What follows is a listing; give it again exactly, in its entirety.

------------------------------

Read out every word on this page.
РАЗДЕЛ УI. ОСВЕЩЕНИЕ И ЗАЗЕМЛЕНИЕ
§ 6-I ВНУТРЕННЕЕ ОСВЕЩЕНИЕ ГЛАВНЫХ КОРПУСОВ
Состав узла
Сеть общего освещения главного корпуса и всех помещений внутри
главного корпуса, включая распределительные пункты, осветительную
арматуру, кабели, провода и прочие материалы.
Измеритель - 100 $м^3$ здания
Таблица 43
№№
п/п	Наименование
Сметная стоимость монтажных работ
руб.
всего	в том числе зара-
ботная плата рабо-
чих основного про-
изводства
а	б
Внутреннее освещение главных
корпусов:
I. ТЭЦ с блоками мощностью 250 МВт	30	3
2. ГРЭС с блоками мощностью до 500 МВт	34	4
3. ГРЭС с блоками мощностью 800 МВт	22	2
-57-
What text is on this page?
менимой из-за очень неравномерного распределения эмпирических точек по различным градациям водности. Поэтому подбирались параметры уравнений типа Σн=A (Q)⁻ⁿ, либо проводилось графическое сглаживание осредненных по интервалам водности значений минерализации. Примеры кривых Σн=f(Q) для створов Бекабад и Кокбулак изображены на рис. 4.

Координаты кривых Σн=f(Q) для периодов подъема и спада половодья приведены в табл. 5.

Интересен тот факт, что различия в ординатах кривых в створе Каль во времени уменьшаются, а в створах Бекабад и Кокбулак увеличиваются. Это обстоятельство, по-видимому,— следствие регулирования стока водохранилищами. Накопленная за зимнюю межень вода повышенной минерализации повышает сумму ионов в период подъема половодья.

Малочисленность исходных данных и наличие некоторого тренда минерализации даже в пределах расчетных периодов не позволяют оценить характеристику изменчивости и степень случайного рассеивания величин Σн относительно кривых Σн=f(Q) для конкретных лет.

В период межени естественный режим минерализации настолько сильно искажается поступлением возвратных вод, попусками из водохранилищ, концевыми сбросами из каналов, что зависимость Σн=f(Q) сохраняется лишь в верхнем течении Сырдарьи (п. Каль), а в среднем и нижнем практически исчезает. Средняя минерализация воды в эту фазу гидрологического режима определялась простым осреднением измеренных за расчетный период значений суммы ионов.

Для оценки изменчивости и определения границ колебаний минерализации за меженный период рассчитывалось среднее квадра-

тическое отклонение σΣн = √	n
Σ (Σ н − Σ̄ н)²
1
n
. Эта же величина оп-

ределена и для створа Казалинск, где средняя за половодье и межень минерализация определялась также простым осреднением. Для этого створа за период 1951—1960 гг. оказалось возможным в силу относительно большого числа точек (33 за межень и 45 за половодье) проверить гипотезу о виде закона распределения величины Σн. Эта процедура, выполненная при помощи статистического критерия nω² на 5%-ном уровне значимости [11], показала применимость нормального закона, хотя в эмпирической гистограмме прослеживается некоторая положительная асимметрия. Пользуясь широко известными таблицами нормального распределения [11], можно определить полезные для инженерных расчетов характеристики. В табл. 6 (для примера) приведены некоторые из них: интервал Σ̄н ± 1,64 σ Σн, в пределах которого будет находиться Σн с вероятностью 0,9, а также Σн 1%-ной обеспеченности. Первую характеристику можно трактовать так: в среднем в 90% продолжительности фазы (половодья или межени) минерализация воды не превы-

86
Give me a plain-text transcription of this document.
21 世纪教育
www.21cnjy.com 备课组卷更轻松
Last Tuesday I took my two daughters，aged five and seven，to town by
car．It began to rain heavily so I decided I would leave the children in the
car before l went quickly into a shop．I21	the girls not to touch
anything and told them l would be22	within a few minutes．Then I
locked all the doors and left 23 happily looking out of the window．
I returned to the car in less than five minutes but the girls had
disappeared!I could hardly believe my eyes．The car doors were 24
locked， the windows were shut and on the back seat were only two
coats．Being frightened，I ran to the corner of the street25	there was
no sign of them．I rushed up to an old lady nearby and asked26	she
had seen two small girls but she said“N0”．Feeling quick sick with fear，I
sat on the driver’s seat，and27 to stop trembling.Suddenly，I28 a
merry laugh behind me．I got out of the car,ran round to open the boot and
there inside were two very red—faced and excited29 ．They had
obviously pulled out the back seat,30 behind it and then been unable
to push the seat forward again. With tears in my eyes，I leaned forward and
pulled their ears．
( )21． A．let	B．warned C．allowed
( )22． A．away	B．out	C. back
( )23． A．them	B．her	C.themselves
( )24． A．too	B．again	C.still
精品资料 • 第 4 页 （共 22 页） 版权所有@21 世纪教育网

------------------------------

EXPECTED ANSWER
Read out every word on this page.
РАЗДЕЛ УI. ОСВЕЩЕНИЕ И ЗАЗЕМЛЕНИЕ
§ 6-I ВНУТРЕННЕЕ ОСВЕЩЕНИЕ ГЛАВНЫХ КОРПУСОВ
Состав узла
Сеть общего освещения главного корпуса и всех помещений внутри
главного корпуса, включая распределительные пункты, осветительную
арматуру, кабели, провода и прочие материалы.
Измеритель - 100 $м^3$ здания
Таблица 43
№№
п/п	Наименование
Сметная стоимость монтажных работ
руб.
всего	в том числе зара-
ботная плата рабо-
чих основного про-
изводства
а	б
Внутреннее освещение главных
корпусов:
I. ТЭЦ с блоками мощностью 250 МВт	30	3
2. ГРЭС с блоками мощностью до 500 МВт	34	4
3. ГРЭС с блоками мощностью 800 МВт	22	2
-57-
What text is on this page?
менимой из-за очень неравномерного распределения эмпирических точек по различным градациям водности. Поэтому подбирались параметры уравнений типа Σн=A (Q)⁻ⁿ, либо проводилось графическое сглаживание осредненных по интервалам водности значений минерализации. Примеры кривых Σн=f(Q) для створов Бекабад и Кокбулак изображены на рис. 4.

Координаты кривых Σн=f(Q) для периодов подъема и спада половодья приведены в табл. 5.

Интересен тот факт, что различия в ординатах кривых в створе Каль во времени уменьшаются, а в створах Бекабад и Кокбулак увеличиваются. Это обстоятельство, по-видимому,— следствие регулирования стока водохранилищами. Накопленная за зимнюю межень вода повышенной минерализации повышает сумму ионов в период подъема половодья.

Малочисленность исходных данных и наличие некоторого тренда минерализации даже в пределах расчетных периодов не позволяют оценить характеристику изменчивости и степень случайного рассеивания величин Σн относительно кривых Σн=f(Q) для конкретных лет.

В период межени естественный режим минерализации настолько сильно искажается поступлением возвратных вод, попусками из водохранилищ, концевыми сбросами из каналов, что зависимость Σн=f(Q) сохраняется лишь в верхнем течении Сырдарьи (п. Каль), а в среднем и нижнем практически исчезает. Средняя минерализация воды в эту фазу гидрологического режима определялась простым осреднением измеренных за расчетный период значений суммы ионов.

Для оценки изменчивости и определения границ колебаний минерализации за меженный период рассчитывалось среднее квадра-

тическое отклонение σΣн = √	n
Σ (Σ н − Σ̄ н)²
1
n
. Эта же величина оп-

ределена и для створа Казалинск, где средняя за половодье и межень минерализация определялась также простым осреднением. Для этого створа за период 1951—1960 гг. оказалось возможным в силу относительно большого числа точек (33 за межень и 45 за половодье) проверить гипотезу о виде закона распределения величины Σн. Эта процедура, выполненная при помощи статистического критерия nω² на 5%-ном уровне значимости [11], показала применимость нормального закона, хотя в эмпирической гистограмме прослеживается некоторая положительная асимметрия. Пользуясь широко известными таблицами нормального распределения [11], можно определить полезные для инженерных расчетов характеристики. В табл. 6 (для примера) приведены некоторые из них: интервал Σ̄н ± 1,64 σ Σн, в пределах которого будет находиться Σн с вероятностью 0,9, а также Σн 1%-ной обеспеченности. Первую характеристику можно трактовать так: в среднем в 90% продолжительности фазы (половодья или межени) минерализация воды не превы-

86
Give me a plain-text transcription of this document.
21 世纪教育
www.21cnjy.com 备课组卷更轻松
Last Tuesday I took my two daughters，aged five and seven，to town by
car．It began to rain heavily so I decided I would leave the children in the
car before l went quickly into a shop．I21	the girls not to touch
anything and told them l would be22	within a few minutes．Then I
locked all the doors and left 23 happily looking out of the window．
I returned to the car in less than five minutes but the girls had
disappeared!I could hardly believe my eyes．The car doors were 24
locked， the windows were shut and on the back seat were only two
coats．Being frightened，I ran to the corner of the street25	there was
no sign of them．I rushed up to an old lady nearby and asked26	she
had seen two small girls but she said“N0”．Feeling quick sick with fear，I
sat on the driver’s seat，and27 to stop trembling.Suddenly，I28 a
merry laugh behind me．I got out of the car,ran round to open the boot and
there inside were two very red—faced and excited29 ．They had
obviously pulled out the back seat,30 behind it and then been unable
to push the seat forward again. With tears in my eyes，I leaned forward and
pulled their ears．
( )21． A．let	B．warned C．allowed
( )22． A．away	B．out	C. back
( )23． A．them	B．her	C.themselves
( )24． A．too	B．again	C.still
精品资料 • 第 4 页 （共 22 页） 版权所有@21 世纪教育网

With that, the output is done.